## Stated problem:
Gather all lines from the material that contain the word "ylabel".

(Data tied to figure images)
--*--

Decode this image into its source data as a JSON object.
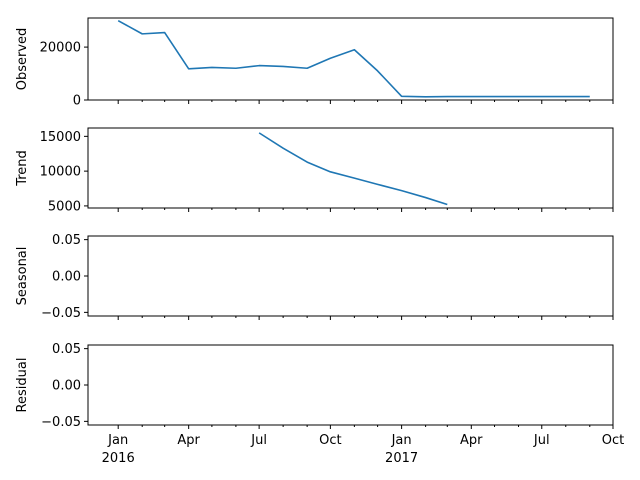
{
  "chart_data": [
    {
      "type": "line",
      "ylabel": "Observed",
      "ylim": [
        0,
        31000
      ],
      "yticks": [
        0,
        20000
      ],
      "ytick_labels": [
        "0",
        "20000"
      ],
      "series": [
        {
          "x": [
            "2016-01",
            "2016-02",
            "2016-03",
            "2016-04",
            "2016-05",
            "2016-06",
            "2016-07",
            "2016-08",
            "2016-09",
            "2016-10",
            "2016-11",
            "2016-12",
            "2017-01",
            "2017-02",
            "2017-03",
            "2017-04",
            "2017-05",
            "2017-06",
            "2017-07",
            "2017-08",
            "2017-09"
          ],
          "values": [
            30000,
            25000,
            25500,
            11800,
            12300,
            12000,
            13000,
            12700,
            12000,
            15800,
            19000,
            11000,
            1400,
            1200,
            1300,
            1300,
            1300,
            1300,
            1300,
            1300,
            1300
          ]
        }
      ]
    },
    {
      "type": "line",
      "ylabel": "Trend",
      "ylim": [
        4700,
        16200
      ],
      "yticks": [
        5000,
        10000,
        15000
      ],
      "ytick_labels": [
        "5000",
        "10000",
        "15000"
      ],
      "series": [
        {
          "x": [
            "2016-07",
            "2016-08",
            "2016-09",
            "2016-10",
            "2016-11",
            "2016-12",
            "2017-01",
            "2017-02",
            "2017-03"
          ],
          "values": [
            15500,
            13300,
            11300,
            9900,
            9000,
            8100,
            7200,
            6200,
            5200
          ]
        }
      ]
    },
    {
      "type": "line",
      "ylabel": "Seasonal",
      "ylim": [
        -0.055,
        0.055
      ],
      "yticks": [
        -0.05,
        0.0,
        0.05
      ],
      "ytick_labels": [
        "−0.05",
        "0.00",
        "0.05"
      ],
      "series": []
    },
    {
      "type": "line",
      "ylabel": "Residual",
      "ylim": [
        -0.055,
        0.055
      ],
      "yticks": [
        -0.05,
        0.0,
        0.05
      ],
      "ytick_labels": [
        "−0.05",
        "0.00",
        "0.05"
      ],
      "series": []
    }
  ],
  "x_axis": {
    "type": "date",
    "range": [
      "2015-11-23",
      "2017-10-01"
    ],
    "major_ticks": [
      {
        "date": "2016-01-01",
        "label": "Jan",
        "sublabel": "2016"
      },
      {
        "date": "2016-04-01",
        "label": "Apr",
        "sublabel": ""
      },
      {
        "date": "2016-07-01",
        "label": "Jul",
        "sublabel": ""
      },
      {
        "date": "2016-10-01",
        "label": "Oct",
        "sublabel": ""
      },
      {
        "date": "2017-01-01",
        "label": "Jan",
        "sublabel": "2017"
      },
      {
        "date": "2017-04-01",
        "label": "Apr",
        "sublabel": ""
      },
      {
        "date": "2017-07-01",
        "label": "Jul",
        "sublabel": ""
      },
      {
        "date": "2017-10-01",
        "label": "Oct",
        "sublabel": ""
      }
    ],
    "minor_ticks": [
      "2016-02-01",
      "2016-03-01",
      "2016-05-01",
      "2016-06-01",
      "2016-08-01",
      "2016-09-01",
      "2016-11-01",
      "2016-12-01",
      "2017-02-01",
      "2017-03-01",
      "2017-05-01",
      "2017-06-01",
      "2017-08-01",
      "2017-09-01"
    ]
  },
  "colors": {
    "series": "#1f77b4",
    "axis": "#000000"
  }
}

--*--

## Full answer:
      "ylabel": "Observed",
      "ylabel": "Trend",
      "ylabel": "Seasonal",
      "ylabel": "Residual",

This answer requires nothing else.